--- start of Records supplied ---

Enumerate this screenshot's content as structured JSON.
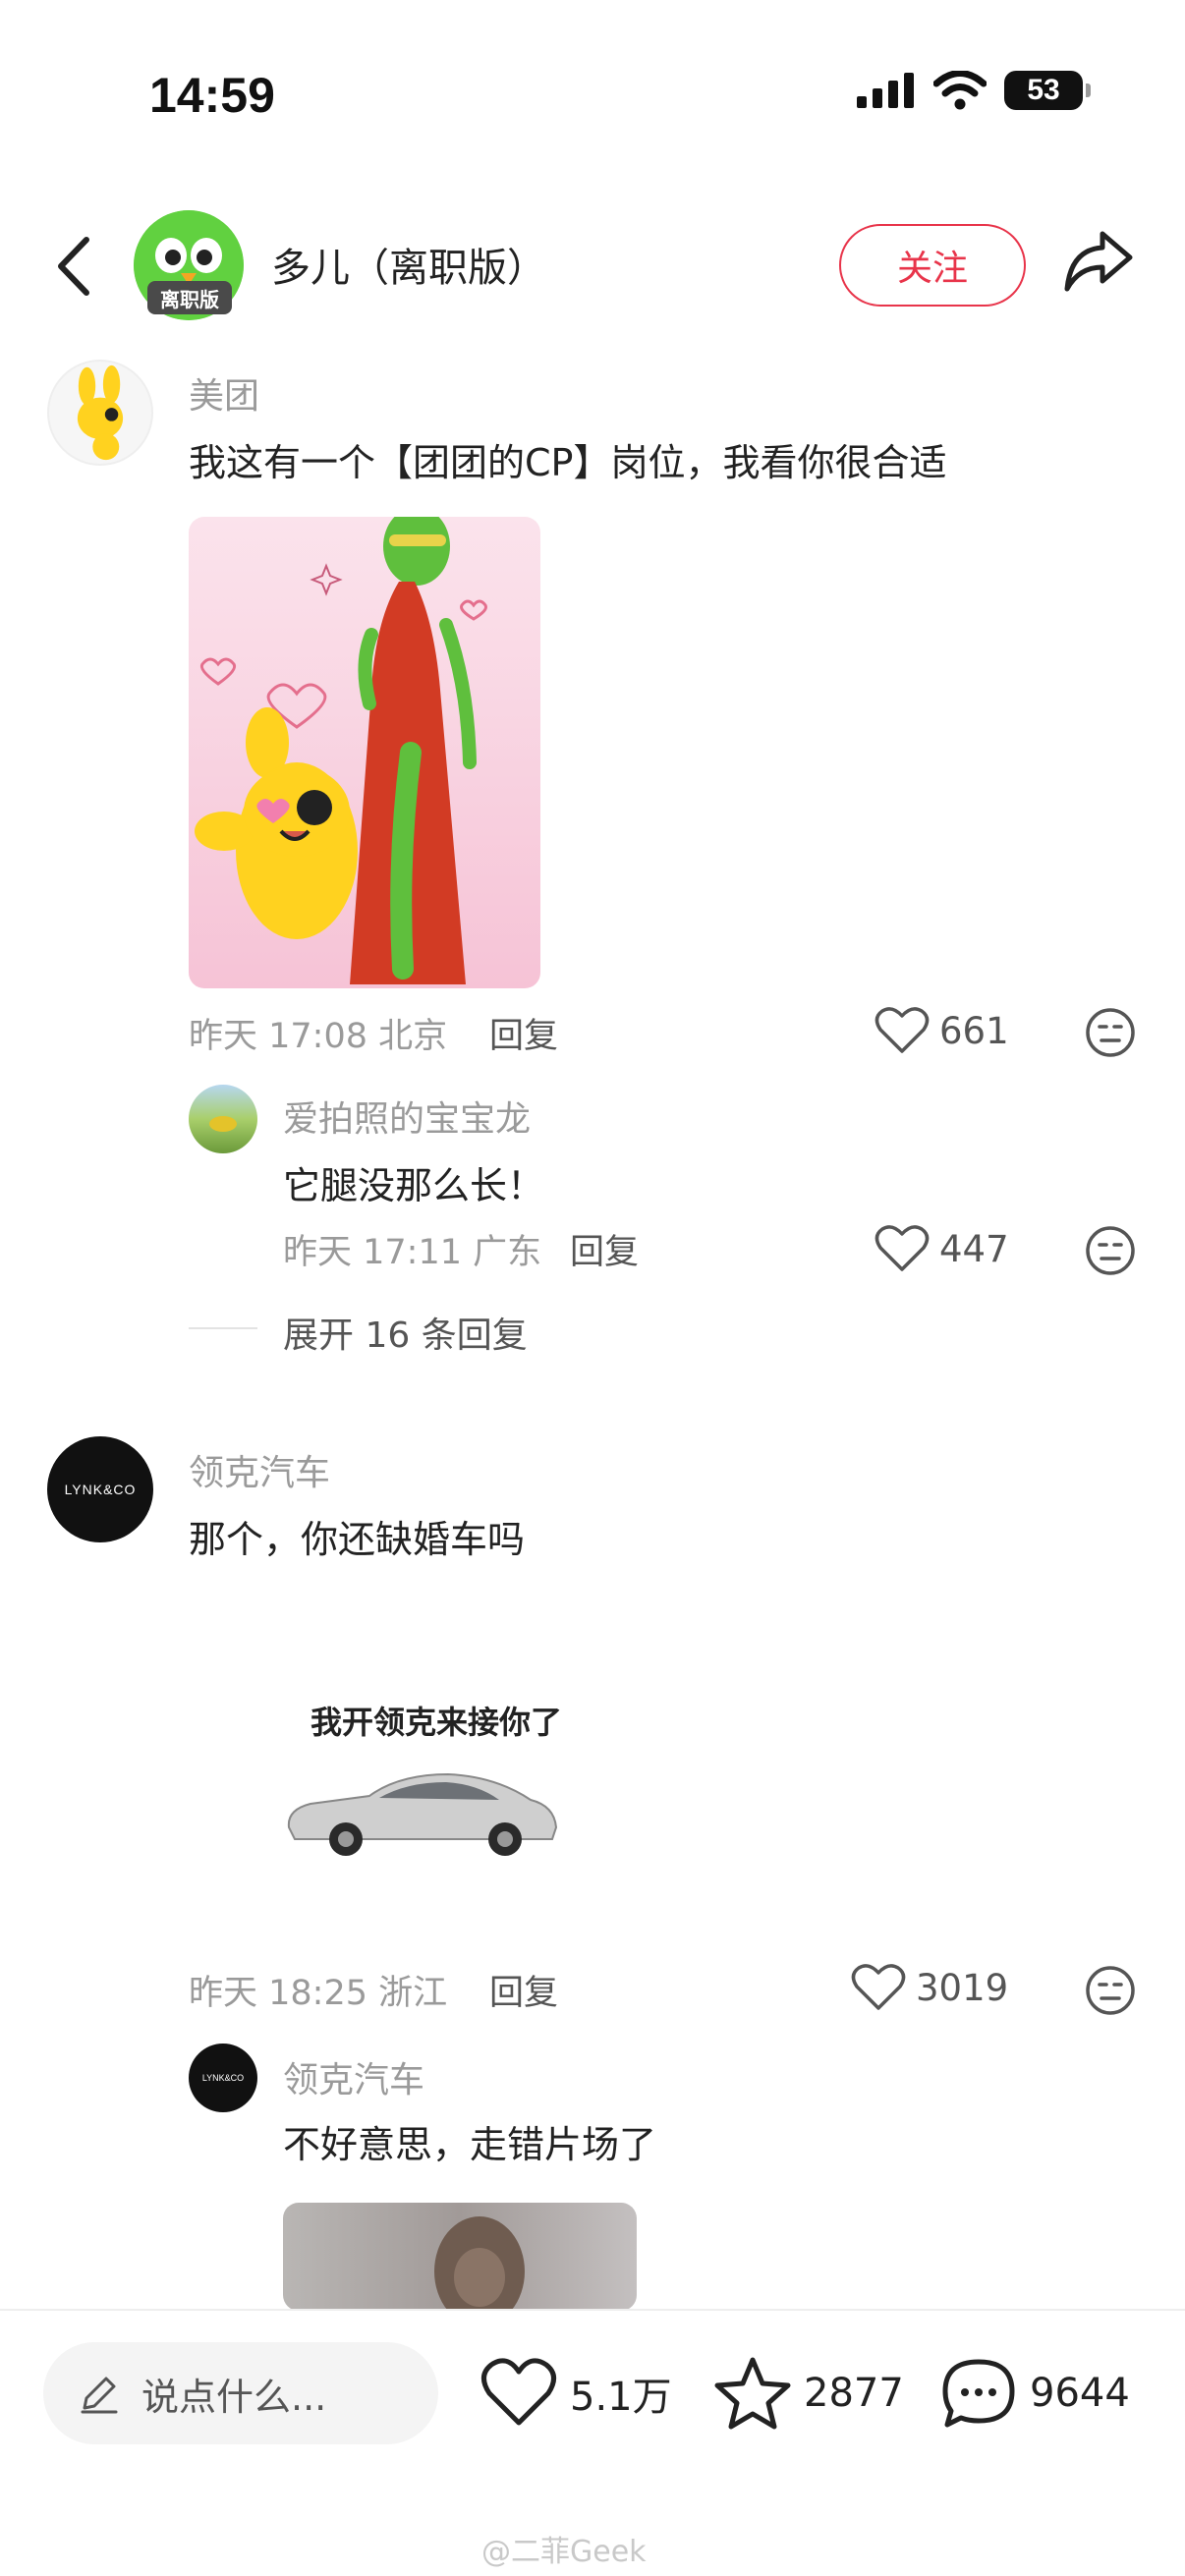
{
  "status_bar": {
    "time": "14:59",
    "battery": "53"
  },
  "header": {
    "title": "多儿（离职版）",
    "badge": "离职版",
    "follow_label": "关注",
    "accent_color": "#e8344a"
  },
  "comments": [
    {
      "user": "美团",
      "text": "我这有一个【团团的CP】岗位，我看你很合适",
      "time": "昨天 17:08 北京",
      "reply_label": "回复",
      "likes": "661",
      "replies": [
        {
          "user": "爱拍照的宝宝龙",
          "text": "它腿没那么长！",
          "time": "昨天 17:11 广东",
          "reply_label": "回复",
          "likes": "447"
        }
      ],
      "expand_label": "展开 16 条回复"
    },
    {
      "user": "领克汽车",
      "avatar_text": "LYNK&CO",
      "text": "那个，你还缺婚车吗",
      "image_caption": "我开领克来接你了",
      "time": "昨天 18:25 浙江",
      "reply_label": "回复",
      "likes": "3019",
      "replies": [
        {
          "user": "领克汽车",
          "avatar_text": "LYNK&CO",
          "text": "不好意思，走错片场了"
        }
      ]
    }
  ],
  "bottom_bar": {
    "placeholder": "说点什么...",
    "likes": "5.1万",
    "favorites": "2877",
    "comments": "9644"
  },
  "watermark": "@二菲Geek",
  "icons": [
    "back-icon",
    "share-icon",
    "heart-icon",
    "emoji-icon",
    "pencil-icon",
    "star-icon",
    "comment-icon",
    "signal-icon",
    "wifi-icon",
    "battery-icon"
  ]
}
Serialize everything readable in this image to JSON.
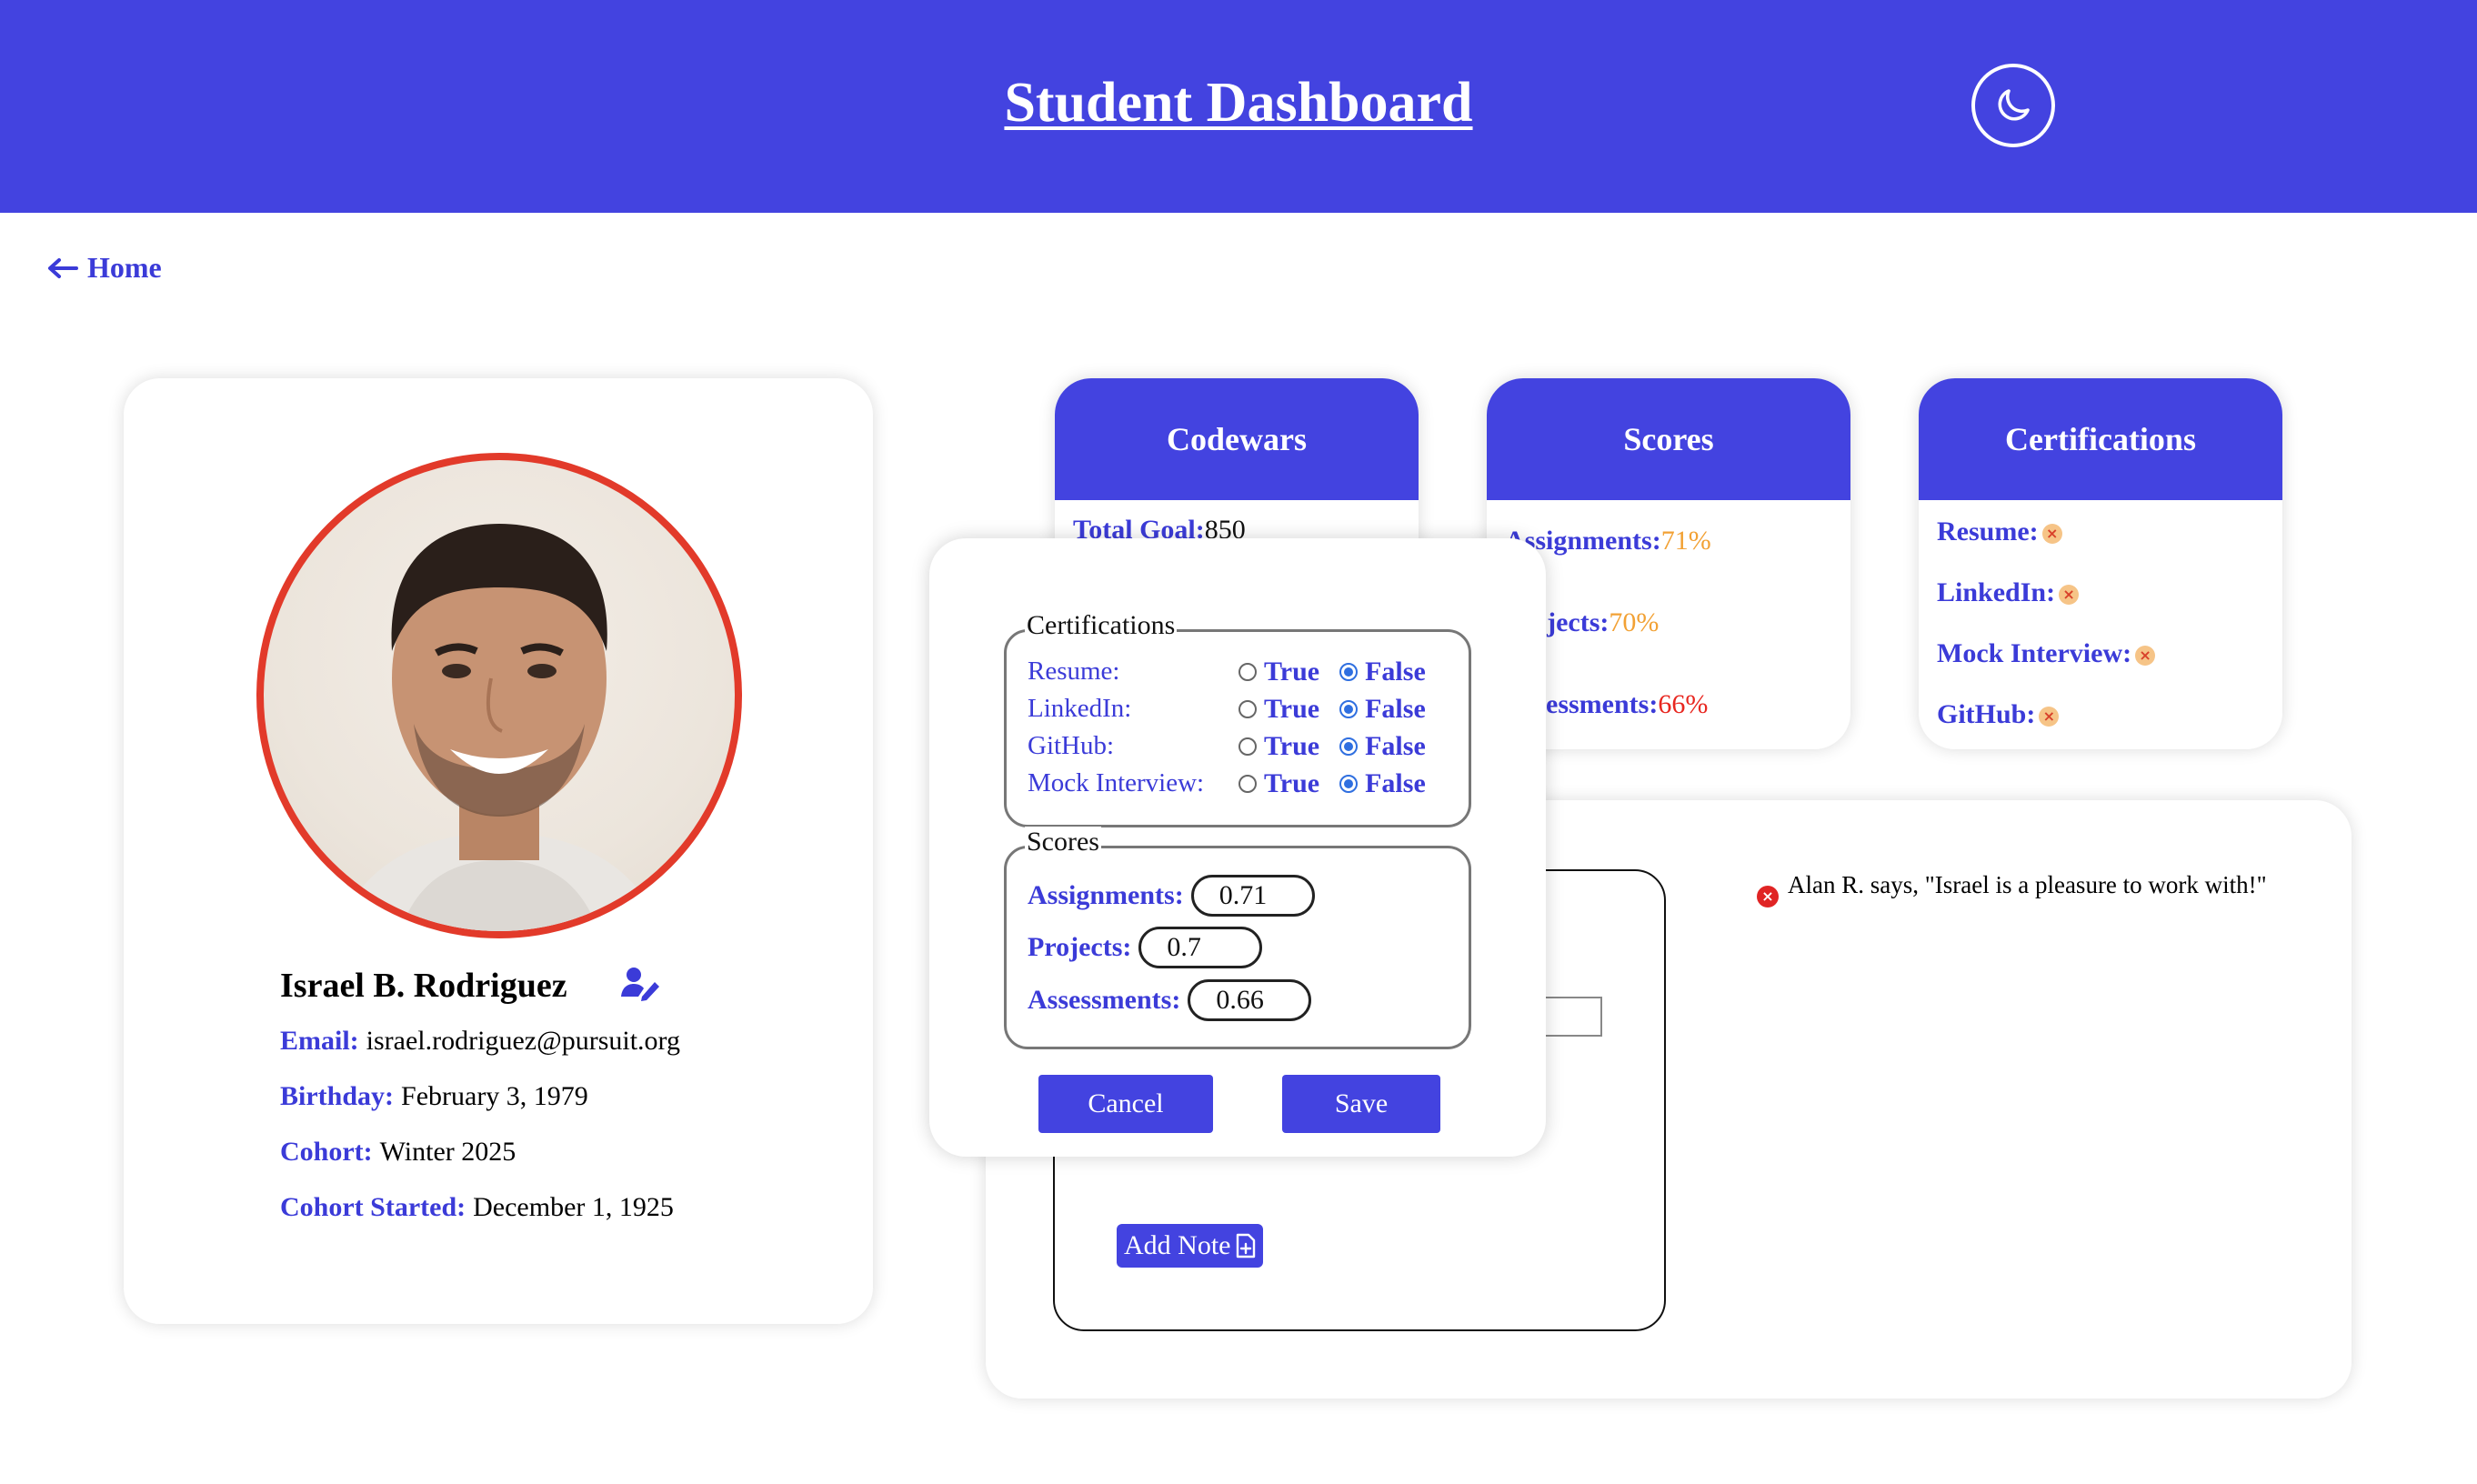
{
  "header": {
    "title": "Student Dashboard",
    "theme_icon": "moon-icon"
  },
  "nav": {
    "home_label": "Home",
    "home_icon": "arrow-left-icon"
  },
  "profile": {
    "name": "Israel B. Rodriguez",
    "edit_icon": "user-edit-icon",
    "email_label": "Email:",
    "email": "israel.rodriguez@pursuit.org",
    "birthday_label": "Birthday:",
    "birthday": "February 3, 1979",
    "cohort_label": "Cohort:",
    "cohort": "Winter 2025",
    "cohort_started_label": "Cohort Started:",
    "cohort_started": "December 1, 1925"
  },
  "codewars": {
    "title": "Codewars",
    "total_goal_label": "Total Goal:",
    "total_goal": "850"
  },
  "scores_card": {
    "title": "Scores",
    "assignments_label": "Assignments:",
    "assignments": "71%",
    "projects_label": "Projects:",
    "projects": "70%",
    "assessments_label": "Assessments:",
    "assessments": "66%"
  },
  "certifications_card": {
    "title": "Certifications",
    "items": [
      {
        "label": "Resume:",
        "status_icon": "x-icon"
      },
      {
        "label": "LinkedIn:",
        "status_icon": "x-icon"
      },
      {
        "label": "Mock Interview:",
        "status_icon": "x-icon"
      },
      {
        "label": "GitHub:",
        "status_icon": "x-icon"
      }
    ]
  },
  "notes": {
    "add_label": "Add Note",
    "add_icon": "file-plus-icon",
    "items": [
      {
        "text": "Alan R. says, \"Israel is a pleasure to work with!\""
      }
    ]
  },
  "edit_modal": {
    "cert_legend": "Certifications",
    "true_label": "True",
    "false_label": "False",
    "certs": [
      {
        "label": "Resume:",
        "value": "False"
      },
      {
        "label": "LinkedIn:",
        "value": "False"
      },
      {
        "label": "GitHub:",
        "value": "False"
      },
      {
        "label": "Mock Interview:",
        "value": "False"
      }
    ],
    "scores_legend": "Scores",
    "scores": [
      {
        "label": "Assignments:",
        "value": "0.71"
      },
      {
        "label": "Projects:",
        "value": "0.7"
      },
      {
        "label": "Assessments:",
        "value": "0.66"
      }
    ],
    "cancel_label": "Cancel",
    "save_label": "Save"
  },
  "colors": {
    "brand": "#4343e0",
    "avatar_ring": "#e23a2a",
    "score_warning": "#f2a134",
    "score_danger": "#e8261f"
  }
}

--- end of Records supplied ---

- **Exercise aim**: Write out the whole listing exactly, and drop the pictures.

- **Answer below**:
Enumerate this screenshot's content as structured JSON.
{
  "status_bar": {
    "time": "14:59",
    "battery": "53"
  },
  "header": {
    "title": "多儿（离职版）",
    "badge": "离职版",
    "follow_label": "关注",
    "accent_color": "#e8344a"
  },
  "comments": [
    {
      "user": "美团",
      "text": "我这有一个【团团的CP】岗位，我看你很合适",
      "time": "昨天 17:08 北京",
      "reply_label": "回复",
      "likes": "661",
      "replies": [
        {
          "user": "爱拍照的宝宝龙",
          "text": "它腿没那么长！",
          "time": "昨天 17:11 广东",
          "reply_label": "回复",
          "likes": "447"
        }
      ],
      "expand_label": "展开 16 条回复"
    },
    {
      "user": "领克汽车",
      "avatar_text": "LYNK&CO",
      "text": "那个，你还缺婚车吗",
      "image_caption": "我开领克来接你了",
      "time": "昨天 18:25 浙江",
      "reply_label": "回复",
      "likes": "3019",
      "replies": [
        {
          "user": "领克汽车",
          "avatar_text": "LYNK&CO",
          "text": "不好意思，走错片场了"
        }
      ]
    }
  ],
  "bottom_bar": {
    "placeholder": "说点什么...",
    "likes": "5.1万",
    "favorites": "2877",
    "comments": "9644"
  },
  "watermark": "@二菲Geek",
  "icons": [
    "back-icon",
    "share-icon",
    "heart-icon",
    "emoji-icon",
    "pencil-icon",
    "star-icon",
    "comment-icon",
    "signal-icon",
    "wifi-icon",
    "battery-icon"
  ]
}
Serialize everything readable in this image to JSON.
{
  "header": {
    "title": "Student Dashboard",
    "theme_icon": "moon-icon"
  },
  "nav": {
    "home_label": "Home",
    "home_icon": "arrow-left-icon"
  },
  "profile": {
    "name": "Israel B. Rodriguez",
    "edit_icon": "user-edit-icon",
    "email_label": "Email:",
    "email": "israel.rodriguez@pursuit.org",
    "birthday_label": "Birthday:",
    "birthday": "February 3, 1979",
    "cohort_label": "Cohort:",
    "cohort": "Winter 2025",
    "cohort_started_label": "Cohort Started:",
    "cohort_started": "December 1, 1925"
  },
  "codewars": {
    "title": "Codewars",
    "total_goal_label": "Total Goal:",
    "total_goal": "850"
  },
  "scores_card": {
    "title": "Scores",
    "assignments_label": "Assignments:",
    "assignments": "71%",
    "projects_label": "Projects:",
    "projects": "70%",
    "assessments_label": "Assessments:",
    "assessments": "66%"
  },
  "certifications_card": {
    "title": "Certifications",
    "items": [
      {
        "label": "Resume:",
        "status_icon": "x-icon"
      },
      {
        "label": "LinkedIn:",
        "status_icon": "x-icon"
      },
      {
        "label": "Mock Interview:",
        "status_icon": "x-icon"
      },
      {
        "label": "GitHub:",
        "status_icon": "x-icon"
      }
    ]
  },
  "notes": {
    "add_label": "Add Note",
    "add_icon": "file-plus-icon",
    "items": [
      {
        "text": "Alan R. says, \"Israel is a pleasure to work with!\""
      }
    ]
  },
  "edit_modal": {
    "cert_legend": "Certifications",
    "true_label": "True",
    "false_label": "False",
    "certs": [
      {
        "label": "Resume:",
        "value": "False"
      },
      {
        "label": "LinkedIn:",
        "value": "False"
      },
      {
        "label": "GitHub:",
        "value": "False"
      },
      {
        "label": "Mock Interview:",
        "value": "False"
      }
    ],
    "scores_legend": "Scores",
    "scores": [
      {
        "label": "Assignments:",
        "value": "0.71"
      },
      {
        "label": "Projects:",
        "value": "0.7"
      },
      {
        "label": "Assessments:",
        "value": "0.66"
      }
    ],
    "cancel_label": "Cancel",
    "save_label": "Save"
  },
  "colors": {
    "brand": "#4343e0",
    "avatar_ring": "#e23a2a",
    "score_warning": "#f2a134",
    "score_danger": "#e8261f"
  }
}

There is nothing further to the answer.